▶ _Aim of the task_
Draw out every line with the word "йому" from the listing below.
-------- Records for this task --------
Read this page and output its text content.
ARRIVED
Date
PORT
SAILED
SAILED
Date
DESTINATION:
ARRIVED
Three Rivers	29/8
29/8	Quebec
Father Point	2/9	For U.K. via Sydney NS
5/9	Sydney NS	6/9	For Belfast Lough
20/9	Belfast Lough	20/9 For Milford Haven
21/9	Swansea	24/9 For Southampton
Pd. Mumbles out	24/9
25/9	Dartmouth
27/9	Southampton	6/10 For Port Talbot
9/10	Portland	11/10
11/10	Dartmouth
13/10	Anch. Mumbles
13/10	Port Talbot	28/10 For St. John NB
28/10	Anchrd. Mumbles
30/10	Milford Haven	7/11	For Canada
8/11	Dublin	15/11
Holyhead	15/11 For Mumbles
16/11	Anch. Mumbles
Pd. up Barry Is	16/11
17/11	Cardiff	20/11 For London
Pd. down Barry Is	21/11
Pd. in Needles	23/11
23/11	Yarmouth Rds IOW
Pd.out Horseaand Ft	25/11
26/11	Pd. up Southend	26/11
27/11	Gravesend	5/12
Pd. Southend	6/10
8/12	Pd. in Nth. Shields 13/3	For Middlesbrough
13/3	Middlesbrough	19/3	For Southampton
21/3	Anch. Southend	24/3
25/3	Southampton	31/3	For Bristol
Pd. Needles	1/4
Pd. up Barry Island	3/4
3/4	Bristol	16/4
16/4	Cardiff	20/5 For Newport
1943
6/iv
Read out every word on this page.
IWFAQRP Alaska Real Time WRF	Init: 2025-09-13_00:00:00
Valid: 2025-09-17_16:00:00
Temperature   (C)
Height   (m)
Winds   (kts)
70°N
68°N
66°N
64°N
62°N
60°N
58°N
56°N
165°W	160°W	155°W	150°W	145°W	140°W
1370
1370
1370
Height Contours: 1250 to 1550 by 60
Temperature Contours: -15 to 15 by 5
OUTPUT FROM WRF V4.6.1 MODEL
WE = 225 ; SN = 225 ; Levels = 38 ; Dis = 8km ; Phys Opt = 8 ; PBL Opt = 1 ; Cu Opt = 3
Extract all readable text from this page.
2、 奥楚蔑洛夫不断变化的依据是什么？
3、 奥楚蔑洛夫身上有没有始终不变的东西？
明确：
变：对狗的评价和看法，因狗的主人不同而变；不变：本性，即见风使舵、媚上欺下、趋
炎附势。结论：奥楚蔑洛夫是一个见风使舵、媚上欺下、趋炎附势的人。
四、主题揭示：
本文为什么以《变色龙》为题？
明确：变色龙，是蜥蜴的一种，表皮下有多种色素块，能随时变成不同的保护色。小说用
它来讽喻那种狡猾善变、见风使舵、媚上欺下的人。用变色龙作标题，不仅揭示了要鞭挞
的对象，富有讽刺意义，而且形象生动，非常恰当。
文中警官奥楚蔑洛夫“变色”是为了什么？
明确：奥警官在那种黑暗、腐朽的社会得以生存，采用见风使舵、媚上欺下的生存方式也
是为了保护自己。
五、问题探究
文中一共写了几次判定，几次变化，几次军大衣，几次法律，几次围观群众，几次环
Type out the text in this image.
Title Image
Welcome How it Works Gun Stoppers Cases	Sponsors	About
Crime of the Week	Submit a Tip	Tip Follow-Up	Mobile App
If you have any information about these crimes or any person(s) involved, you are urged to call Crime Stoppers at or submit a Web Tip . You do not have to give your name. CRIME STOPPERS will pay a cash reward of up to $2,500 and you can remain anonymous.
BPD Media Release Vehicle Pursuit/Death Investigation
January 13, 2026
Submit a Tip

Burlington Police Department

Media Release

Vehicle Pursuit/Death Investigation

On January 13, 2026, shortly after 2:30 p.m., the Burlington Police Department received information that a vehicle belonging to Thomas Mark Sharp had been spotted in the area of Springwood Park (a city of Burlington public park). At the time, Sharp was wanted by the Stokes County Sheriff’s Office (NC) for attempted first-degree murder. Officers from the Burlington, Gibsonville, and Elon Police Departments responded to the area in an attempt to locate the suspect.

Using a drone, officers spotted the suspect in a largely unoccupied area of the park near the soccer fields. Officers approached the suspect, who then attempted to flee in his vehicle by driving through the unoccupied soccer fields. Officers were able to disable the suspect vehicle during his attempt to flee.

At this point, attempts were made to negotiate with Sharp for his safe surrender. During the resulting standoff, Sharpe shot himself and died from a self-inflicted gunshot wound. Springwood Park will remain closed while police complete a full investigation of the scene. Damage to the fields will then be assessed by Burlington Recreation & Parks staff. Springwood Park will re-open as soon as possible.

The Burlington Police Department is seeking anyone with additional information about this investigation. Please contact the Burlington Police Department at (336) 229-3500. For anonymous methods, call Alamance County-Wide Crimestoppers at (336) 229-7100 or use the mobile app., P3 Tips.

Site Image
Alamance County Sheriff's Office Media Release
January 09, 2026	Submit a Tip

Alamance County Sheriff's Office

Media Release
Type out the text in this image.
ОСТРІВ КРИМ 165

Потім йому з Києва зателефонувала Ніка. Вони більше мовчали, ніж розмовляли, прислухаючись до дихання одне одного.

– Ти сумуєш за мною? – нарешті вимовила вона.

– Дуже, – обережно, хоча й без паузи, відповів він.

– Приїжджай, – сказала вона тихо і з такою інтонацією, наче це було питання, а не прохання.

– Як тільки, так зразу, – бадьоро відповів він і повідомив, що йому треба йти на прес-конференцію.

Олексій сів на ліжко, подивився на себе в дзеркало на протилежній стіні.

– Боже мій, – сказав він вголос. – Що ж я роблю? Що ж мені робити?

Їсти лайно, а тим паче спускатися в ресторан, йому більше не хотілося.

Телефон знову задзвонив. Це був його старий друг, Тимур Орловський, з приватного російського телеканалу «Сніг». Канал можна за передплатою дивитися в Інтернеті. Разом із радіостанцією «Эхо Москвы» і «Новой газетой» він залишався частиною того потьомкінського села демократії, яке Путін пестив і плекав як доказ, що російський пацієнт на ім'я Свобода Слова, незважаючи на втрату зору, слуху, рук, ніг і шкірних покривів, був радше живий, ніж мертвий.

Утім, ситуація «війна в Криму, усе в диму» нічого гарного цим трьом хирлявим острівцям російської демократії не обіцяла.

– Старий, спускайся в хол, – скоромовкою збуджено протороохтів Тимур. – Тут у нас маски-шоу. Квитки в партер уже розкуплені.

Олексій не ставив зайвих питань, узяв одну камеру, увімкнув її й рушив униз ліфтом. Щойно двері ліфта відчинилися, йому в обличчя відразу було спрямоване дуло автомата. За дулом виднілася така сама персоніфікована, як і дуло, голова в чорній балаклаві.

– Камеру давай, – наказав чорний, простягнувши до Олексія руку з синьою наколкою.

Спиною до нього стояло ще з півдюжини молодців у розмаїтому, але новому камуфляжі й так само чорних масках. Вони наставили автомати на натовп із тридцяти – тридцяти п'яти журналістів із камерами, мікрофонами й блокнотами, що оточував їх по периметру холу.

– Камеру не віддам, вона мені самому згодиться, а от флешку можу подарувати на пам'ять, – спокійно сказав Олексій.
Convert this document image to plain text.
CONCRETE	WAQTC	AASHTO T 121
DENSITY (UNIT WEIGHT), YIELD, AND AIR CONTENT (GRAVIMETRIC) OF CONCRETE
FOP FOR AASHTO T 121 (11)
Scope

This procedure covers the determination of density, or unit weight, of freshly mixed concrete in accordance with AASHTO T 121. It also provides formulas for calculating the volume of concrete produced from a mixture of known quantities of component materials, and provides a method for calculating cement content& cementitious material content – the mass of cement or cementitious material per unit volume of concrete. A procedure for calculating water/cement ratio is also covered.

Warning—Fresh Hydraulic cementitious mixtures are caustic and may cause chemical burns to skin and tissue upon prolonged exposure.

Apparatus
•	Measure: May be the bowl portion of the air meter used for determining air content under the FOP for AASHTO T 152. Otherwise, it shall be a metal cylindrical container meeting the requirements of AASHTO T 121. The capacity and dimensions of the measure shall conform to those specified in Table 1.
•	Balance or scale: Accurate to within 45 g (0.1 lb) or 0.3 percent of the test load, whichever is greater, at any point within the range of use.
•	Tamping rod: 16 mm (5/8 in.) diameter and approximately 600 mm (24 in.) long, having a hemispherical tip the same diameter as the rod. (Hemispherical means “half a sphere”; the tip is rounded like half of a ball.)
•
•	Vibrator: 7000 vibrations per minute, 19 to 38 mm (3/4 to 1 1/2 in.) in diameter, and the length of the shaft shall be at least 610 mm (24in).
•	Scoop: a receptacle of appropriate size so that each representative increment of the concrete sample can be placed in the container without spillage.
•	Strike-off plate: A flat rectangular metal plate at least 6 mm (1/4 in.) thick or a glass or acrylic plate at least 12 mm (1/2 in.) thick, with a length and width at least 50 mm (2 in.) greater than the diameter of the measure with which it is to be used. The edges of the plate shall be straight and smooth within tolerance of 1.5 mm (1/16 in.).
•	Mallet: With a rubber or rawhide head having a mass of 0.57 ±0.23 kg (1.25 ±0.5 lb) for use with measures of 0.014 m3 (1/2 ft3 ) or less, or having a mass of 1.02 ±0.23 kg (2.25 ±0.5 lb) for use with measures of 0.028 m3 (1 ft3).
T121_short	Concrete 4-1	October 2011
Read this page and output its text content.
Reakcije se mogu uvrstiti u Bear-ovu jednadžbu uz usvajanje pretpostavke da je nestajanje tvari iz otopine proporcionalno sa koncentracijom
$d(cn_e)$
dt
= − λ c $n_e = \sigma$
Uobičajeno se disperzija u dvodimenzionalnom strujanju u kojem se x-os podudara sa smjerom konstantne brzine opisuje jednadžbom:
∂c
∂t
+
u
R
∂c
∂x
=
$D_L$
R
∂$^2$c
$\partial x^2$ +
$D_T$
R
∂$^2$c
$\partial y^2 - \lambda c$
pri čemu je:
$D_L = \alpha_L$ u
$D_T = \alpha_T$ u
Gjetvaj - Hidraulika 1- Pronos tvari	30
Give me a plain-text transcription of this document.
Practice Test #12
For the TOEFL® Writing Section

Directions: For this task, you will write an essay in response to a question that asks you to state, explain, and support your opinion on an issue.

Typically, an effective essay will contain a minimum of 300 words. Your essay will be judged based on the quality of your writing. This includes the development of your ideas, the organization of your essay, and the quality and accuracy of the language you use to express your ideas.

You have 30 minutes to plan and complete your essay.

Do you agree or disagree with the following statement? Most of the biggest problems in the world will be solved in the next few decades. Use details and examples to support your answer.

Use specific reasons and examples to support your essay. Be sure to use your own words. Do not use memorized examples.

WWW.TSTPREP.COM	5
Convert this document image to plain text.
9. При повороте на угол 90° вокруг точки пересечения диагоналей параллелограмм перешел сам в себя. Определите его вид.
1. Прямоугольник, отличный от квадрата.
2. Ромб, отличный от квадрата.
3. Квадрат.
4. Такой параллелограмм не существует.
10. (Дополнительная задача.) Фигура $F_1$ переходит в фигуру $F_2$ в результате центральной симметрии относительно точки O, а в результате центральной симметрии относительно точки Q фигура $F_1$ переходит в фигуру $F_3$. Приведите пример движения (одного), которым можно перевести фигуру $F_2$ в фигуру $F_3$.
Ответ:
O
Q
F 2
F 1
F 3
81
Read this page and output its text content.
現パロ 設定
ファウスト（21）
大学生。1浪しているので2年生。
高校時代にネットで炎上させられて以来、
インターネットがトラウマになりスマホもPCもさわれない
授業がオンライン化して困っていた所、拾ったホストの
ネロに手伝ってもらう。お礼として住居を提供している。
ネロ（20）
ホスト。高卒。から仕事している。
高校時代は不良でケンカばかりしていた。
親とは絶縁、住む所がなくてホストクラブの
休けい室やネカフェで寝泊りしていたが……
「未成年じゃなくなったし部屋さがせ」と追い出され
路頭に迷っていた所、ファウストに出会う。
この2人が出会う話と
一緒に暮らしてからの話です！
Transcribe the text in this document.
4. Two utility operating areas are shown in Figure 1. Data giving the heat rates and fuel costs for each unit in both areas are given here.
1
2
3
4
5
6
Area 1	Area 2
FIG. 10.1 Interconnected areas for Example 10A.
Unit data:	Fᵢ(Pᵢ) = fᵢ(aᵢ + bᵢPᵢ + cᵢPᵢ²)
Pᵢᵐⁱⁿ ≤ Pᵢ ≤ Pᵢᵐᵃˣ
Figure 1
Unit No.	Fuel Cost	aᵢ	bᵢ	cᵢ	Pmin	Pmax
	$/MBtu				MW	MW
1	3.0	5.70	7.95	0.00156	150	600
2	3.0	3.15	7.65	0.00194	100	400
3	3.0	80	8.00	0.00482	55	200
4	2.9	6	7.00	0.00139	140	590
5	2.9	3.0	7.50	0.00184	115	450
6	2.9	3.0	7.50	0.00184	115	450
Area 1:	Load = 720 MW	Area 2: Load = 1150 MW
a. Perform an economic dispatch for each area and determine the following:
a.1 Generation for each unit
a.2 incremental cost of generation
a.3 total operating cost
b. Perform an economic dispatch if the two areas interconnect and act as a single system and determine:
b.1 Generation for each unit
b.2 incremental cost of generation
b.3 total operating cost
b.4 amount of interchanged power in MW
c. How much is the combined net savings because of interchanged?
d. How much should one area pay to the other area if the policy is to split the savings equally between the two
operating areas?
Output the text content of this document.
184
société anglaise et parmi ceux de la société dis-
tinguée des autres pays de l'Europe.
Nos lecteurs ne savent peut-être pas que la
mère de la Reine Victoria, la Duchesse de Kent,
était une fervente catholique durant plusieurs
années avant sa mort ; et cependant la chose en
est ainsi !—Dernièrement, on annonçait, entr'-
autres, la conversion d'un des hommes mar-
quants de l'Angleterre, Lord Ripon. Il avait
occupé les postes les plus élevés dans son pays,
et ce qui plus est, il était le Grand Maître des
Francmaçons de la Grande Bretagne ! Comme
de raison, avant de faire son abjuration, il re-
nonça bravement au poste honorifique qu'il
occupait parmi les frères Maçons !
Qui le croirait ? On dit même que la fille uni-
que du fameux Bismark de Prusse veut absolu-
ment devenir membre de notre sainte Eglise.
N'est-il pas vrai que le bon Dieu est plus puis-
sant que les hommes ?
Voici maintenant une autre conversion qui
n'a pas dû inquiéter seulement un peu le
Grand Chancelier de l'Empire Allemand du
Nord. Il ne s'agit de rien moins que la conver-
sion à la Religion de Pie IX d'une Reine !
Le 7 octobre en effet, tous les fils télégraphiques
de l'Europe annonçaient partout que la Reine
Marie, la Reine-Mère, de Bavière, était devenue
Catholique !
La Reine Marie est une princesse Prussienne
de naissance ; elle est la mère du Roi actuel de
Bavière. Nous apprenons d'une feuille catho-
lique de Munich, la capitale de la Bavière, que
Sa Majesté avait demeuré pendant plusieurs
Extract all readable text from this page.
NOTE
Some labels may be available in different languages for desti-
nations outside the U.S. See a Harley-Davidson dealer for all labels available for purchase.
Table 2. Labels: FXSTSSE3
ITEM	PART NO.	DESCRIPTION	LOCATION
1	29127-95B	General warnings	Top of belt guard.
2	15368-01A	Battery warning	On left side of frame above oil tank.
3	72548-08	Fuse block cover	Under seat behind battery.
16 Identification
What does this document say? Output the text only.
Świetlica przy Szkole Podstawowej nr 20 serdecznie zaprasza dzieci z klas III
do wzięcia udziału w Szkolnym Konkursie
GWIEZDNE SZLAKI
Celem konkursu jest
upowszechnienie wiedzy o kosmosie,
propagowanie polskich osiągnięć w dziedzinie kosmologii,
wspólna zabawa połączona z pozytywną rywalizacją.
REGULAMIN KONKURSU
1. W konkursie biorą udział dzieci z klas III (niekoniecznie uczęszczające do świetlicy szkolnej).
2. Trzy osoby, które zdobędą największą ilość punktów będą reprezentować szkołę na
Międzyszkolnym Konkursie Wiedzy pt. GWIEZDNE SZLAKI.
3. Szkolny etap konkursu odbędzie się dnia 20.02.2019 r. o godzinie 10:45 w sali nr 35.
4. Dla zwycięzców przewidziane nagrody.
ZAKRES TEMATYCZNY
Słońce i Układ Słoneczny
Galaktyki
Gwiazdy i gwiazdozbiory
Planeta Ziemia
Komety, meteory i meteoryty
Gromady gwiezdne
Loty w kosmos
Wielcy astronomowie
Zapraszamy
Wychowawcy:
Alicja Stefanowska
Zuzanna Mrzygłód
--------
▶ _Answer_
Потім йому з Києва зателефонувала Ніка. Вони більше мовчали, ніж розмовляли, прислухаючись до дихання одне одного.
– Як тільки, так зразу, – бадьоро відповів він і повідомив, що йому треба йти на прес-конференцію.
Їсти лайно, а тим паче спускатися в ресторан, йому більше не хотілося.
Олексій не ставив зайвих питань, узяв одну камеру, увімкнув її й рушив униз ліфтом. Щойно двері ліфта відчинилися, йому в обличчя відразу було спрямоване дуло автомата. За дулом виднілася така сама персоніфікована, як і дуло, голова в чорній балаклаві.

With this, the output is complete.